> _EXTRACTED MATERIAL_

------------------------------------------------

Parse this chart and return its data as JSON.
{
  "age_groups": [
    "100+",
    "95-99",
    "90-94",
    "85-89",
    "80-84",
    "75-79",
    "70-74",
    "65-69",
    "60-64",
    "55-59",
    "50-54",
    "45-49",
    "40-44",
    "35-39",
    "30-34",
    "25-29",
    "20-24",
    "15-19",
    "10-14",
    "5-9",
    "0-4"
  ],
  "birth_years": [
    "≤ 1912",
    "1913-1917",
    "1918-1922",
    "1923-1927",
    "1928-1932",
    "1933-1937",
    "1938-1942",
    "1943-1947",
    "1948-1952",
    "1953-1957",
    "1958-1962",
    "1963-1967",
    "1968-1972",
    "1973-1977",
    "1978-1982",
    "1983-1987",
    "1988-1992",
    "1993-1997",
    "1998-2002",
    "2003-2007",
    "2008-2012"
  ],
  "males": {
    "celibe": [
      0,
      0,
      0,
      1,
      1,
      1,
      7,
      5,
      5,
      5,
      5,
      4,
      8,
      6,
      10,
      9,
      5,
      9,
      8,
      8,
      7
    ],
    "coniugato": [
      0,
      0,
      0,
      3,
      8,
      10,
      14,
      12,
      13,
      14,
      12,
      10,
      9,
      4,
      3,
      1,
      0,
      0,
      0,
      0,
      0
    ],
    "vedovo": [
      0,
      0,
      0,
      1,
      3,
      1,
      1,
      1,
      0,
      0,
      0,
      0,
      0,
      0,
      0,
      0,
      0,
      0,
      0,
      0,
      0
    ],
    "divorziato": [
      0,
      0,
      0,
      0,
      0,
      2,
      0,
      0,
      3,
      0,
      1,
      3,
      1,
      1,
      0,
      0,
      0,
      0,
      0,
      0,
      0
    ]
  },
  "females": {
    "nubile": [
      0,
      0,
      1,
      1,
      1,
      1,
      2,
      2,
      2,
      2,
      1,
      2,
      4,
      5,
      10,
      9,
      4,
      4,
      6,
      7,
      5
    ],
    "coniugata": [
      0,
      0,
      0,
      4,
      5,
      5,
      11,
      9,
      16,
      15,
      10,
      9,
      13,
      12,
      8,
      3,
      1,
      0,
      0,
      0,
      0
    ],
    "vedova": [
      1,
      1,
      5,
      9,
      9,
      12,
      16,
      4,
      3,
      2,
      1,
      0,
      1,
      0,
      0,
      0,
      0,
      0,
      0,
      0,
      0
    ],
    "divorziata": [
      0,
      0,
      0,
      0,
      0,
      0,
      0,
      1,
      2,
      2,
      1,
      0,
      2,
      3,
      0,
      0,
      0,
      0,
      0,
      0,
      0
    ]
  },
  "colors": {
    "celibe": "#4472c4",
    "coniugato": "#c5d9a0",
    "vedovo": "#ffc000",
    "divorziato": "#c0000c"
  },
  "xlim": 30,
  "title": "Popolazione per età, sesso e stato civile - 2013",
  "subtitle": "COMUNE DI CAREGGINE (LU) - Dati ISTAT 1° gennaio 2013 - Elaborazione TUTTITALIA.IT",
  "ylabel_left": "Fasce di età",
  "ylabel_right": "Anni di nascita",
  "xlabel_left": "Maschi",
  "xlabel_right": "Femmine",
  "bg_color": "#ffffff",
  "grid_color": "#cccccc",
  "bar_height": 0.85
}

------------------------------------------------

> _INSTRUCTIONS FOR THE TASK_
Go through the listing above and restate it word for word.

> _WRITTEN ANSWER_
Parse this chart and return its data as JSON.
{
  "age_groups": [
    "100+",
    "95-99",
    "90-94",
    "85-89",
    "80-84",
    "75-79",
    "70-74",
    "65-69",
    "60-64",
    "55-59",
    "50-54",
    "45-49",
    "40-44",
    "35-39",
    "30-34",
    "25-29",
    "20-24",
    "15-19",
    "10-14",
    "5-9",
    "0-4"
  ],
  "birth_years": [
    "≤ 1912",
    "1913-1917",
    "1918-1922",
    "1923-1927",
    "1928-1932",
    "1933-1937",
    "1938-1942",
    "1943-1947",
    "1948-1952",
    "1953-1957",
    "1958-1962",
    "1963-1967",
    "1968-1972",
    "1973-1977",
    "1978-1982",
    "1983-1987",
    "1988-1992",
    "1993-1997",
    "1998-2002",
    "2003-2007",
    "2008-2012"
  ],
  "males": {
    "celibe": [
      0,
      0,
      0,
      1,
      1,
      1,
      7,
      5,
      5,
      5,
      5,
      4,
      8,
      6,
      10,
      9,
      5,
      9,
      8,
      8,
      7
    ],
    "coniugato": [
      0,
      0,
      0,
      3,
      8,
      10,
      14,
      12,
      13,
      14,
      12,
      10,
      9,
      4,
      3,
      1,
      0,
      0,
      0,
      0,
      0
    ],
    "vedovo": [
      0,
      0,
      0,
      1,
      3,
      1,
      1,
      1,
      0,
      0,
      0,
      0,
      0,
      0,
      0,
      0,
      0,
      0,
      0,
      0,
      0
    ],
    "divorziato": [
      0,
      0,
      0,
      0,
      0,
      2,
      0,
      0,
      3,
      0,
      1,
      3,
      1,
      1,
      0,
      0,
      0,
      0,
      0,
      0,
      0
    ]
  },
  "females": {
    "nubile": [
      0,
      0,
      1,
      1,
      1,
      1,
      2,
      2,
      2,
      2,
      1,
      2,
      4,
      5,
      10,
      9,
      4,
      4,
      6,
      7,
      5
    ],
    "coniugata": [
      0,
      0,
      0,
      4,
      5,
      5,
      11,
      9,
      16,
      15,
      10,
      9,
      13,
      12,
      8,
      3,
      1,
      0,
      0,
      0,
      0
    ],
    "vedova": [
      1,
      1,
      5,
      9,
      9,
      12,
      16,
      4,
      3,
      2,
      1,
      0,
      1,
      0,
      0,
      0,
      0,
      0,
      0,
      0,
      0
    ],
    "divorziata": [
      0,
      0,
      0,
      0,
      0,
      0,
      0,
      1,
      2,
      2,
      1,
      0,
      2,
      3,
      0,
      0,
      0,
      0,
      0,
      0,
      0
    ]
  },
  "colors": {
    "celibe": "#4472c4",
    "coniugato": "#c5d9a0",
    "vedovo": "#ffc000",
    "divorziato": "#c0000c"
  },
  "xlim": 30,
  "title": "Popolazione per età, sesso e stato civile - 2013",
  "subtitle": "COMUNE DI CAREGGINE (LU) - Dati ISTAT 1° gennaio 2013 - Elaborazione TUTTITALIA.IT",
  "ylabel_left": "Fasce di età",
  "ylabel_right": "Anni di nascita",
  "xlabel_left": "Maschi",
  "xlabel_right": "Femmine",
  "bg_color": "#ffffff",
  "grid_color": "#cccccc",
  "bar_height": 0.85
}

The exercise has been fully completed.